Rows from a figure dataset
+++
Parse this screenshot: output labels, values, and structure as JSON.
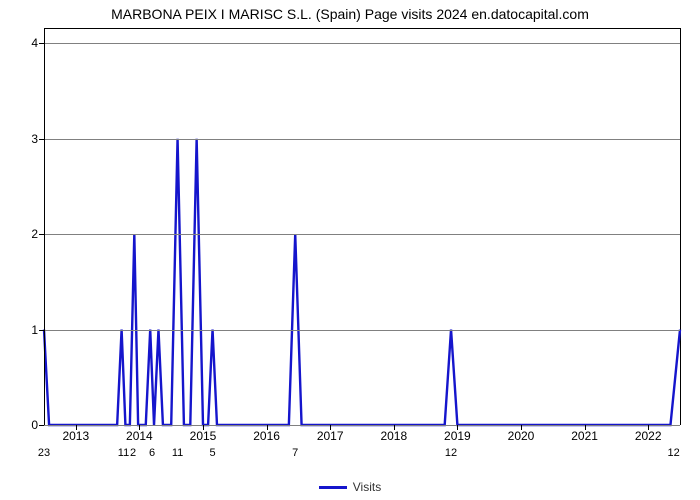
{
  "chart": {
    "type": "line",
    "title": "MARBONA PEIX I MARISC S.L. (Spain) Page visits 2024 en.datocapital.com",
    "title_fontsize": 14,
    "background_color": "#ffffff",
    "axis_color": "#000000",
    "grid_color": "#808080",
    "line_color": "#1515cc",
    "line_width": 2.4,
    "ylim": [
      0,
      4.15
    ],
    "ytick_step": 1,
    "yticks": [
      0,
      1,
      2,
      3,
      4
    ],
    "xlim": [
      0,
      1000
    ],
    "x_major_ticks": [
      {
        "pos": 50,
        "label": "2013"
      },
      {
        "pos": 150,
        "label": "2014"
      },
      {
        "pos": 250,
        "label": "2015"
      },
      {
        "pos": 350,
        "label": "2016"
      },
      {
        "pos": 450,
        "label": "2017"
      },
      {
        "pos": 550,
        "label": "2018"
      },
      {
        "pos": 650,
        "label": "2019"
      },
      {
        "pos": 750,
        "label": "2020"
      },
      {
        "pos": 850,
        "label": "2021"
      },
      {
        "pos": 950,
        "label": "2022"
      }
    ],
    "data_labels": [
      {
        "pos": 0,
        "label": "23"
      },
      {
        "pos": 125,
        "label": "11"
      },
      {
        "pos": 140,
        "label": "2"
      },
      {
        "pos": 170,
        "label": "6"
      },
      {
        "pos": 210,
        "label": "11"
      },
      {
        "pos": 265,
        "label": "5"
      },
      {
        "pos": 395,
        "label": "7"
      },
      {
        "pos": 640,
        "label": "12"
      },
      {
        "pos": 990,
        "label": "12"
      }
    ],
    "series": [
      {
        "x": 0,
        "y": 1.0
      },
      {
        "x": 8,
        "y": 0.0
      },
      {
        "x": 115,
        "y": 0.0
      },
      {
        "x": 122,
        "y": 1.0
      },
      {
        "x": 128,
        "y": 0.0
      },
      {
        "x": 135,
        "y": 0.0
      },
      {
        "x": 142,
        "y": 2.0
      },
      {
        "x": 148,
        "y": 0.0
      },
      {
        "x": 160,
        "y": 0.0
      },
      {
        "x": 167,
        "y": 1.0
      },
      {
        "x": 173,
        "y": 0.0
      },
      {
        "x": 180,
        "y": 1.0
      },
      {
        "x": 187,
        "y": 0.0
      },
      {
        "x": 200,
        "y": 0.0
      },
      {
        "x": 210,
        "y": 3.0
      },
      {
        "x": 220,
        "y": 0.0
      },
      {
        "x": 230,
        "y": 0.0
      },
      {
        "x": 240,
        "y": 3.0
      },
      {
        "x": 250,
        "y": 0.0
      },
      {
        "x": 258,
        "y": 0.0
      },
      {
        "x": 265,
        "y": 1.0
      },
      {
        "x": 272,
        "y": 0.0
      },
      {
        "x": 385,
        "y": 0.0
      },
      {
        "x": 395,
        "y": 2.0
      },
      {
        "x": 405,
        "y": 0.0
      },
      {
        "x": 630,
        "y": 0.0
      },
      {
        "x": 640,
        "y": 1.0
      },
      {
        "x": 650,
        "y": 0.0
      },
      {
        "x": 985,
        "y": 0.0
      },
      {
        "x": 1000,
        "y": 1.0
      }
    ],
    "legend": {
      "label": "Visits",
      "color": "#1515cc"
    }
  }
}
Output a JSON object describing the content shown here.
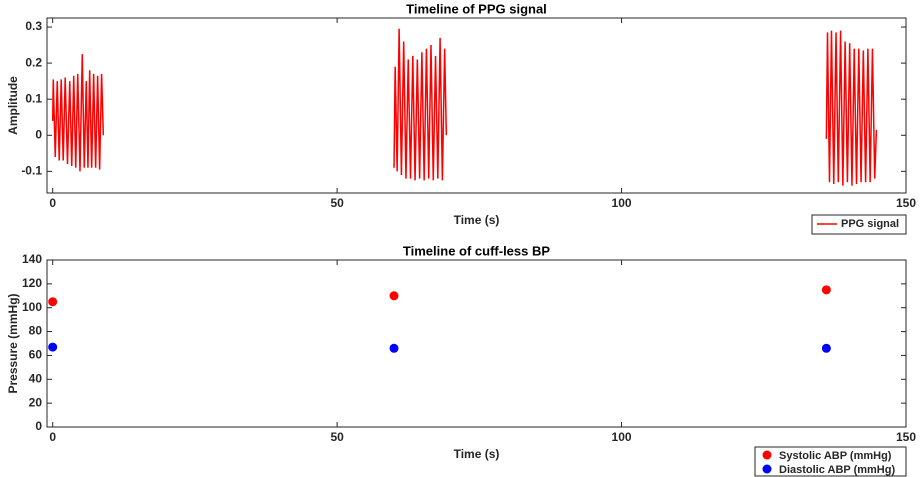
+++
◆ **What the exercise asks**
Which lines of the data above contain "JSON"? Copy each one.

◆ **Final answer**
Parse this screenshot: output labels, values, and structure as JSON.
Output a JSON object describing the content shown here.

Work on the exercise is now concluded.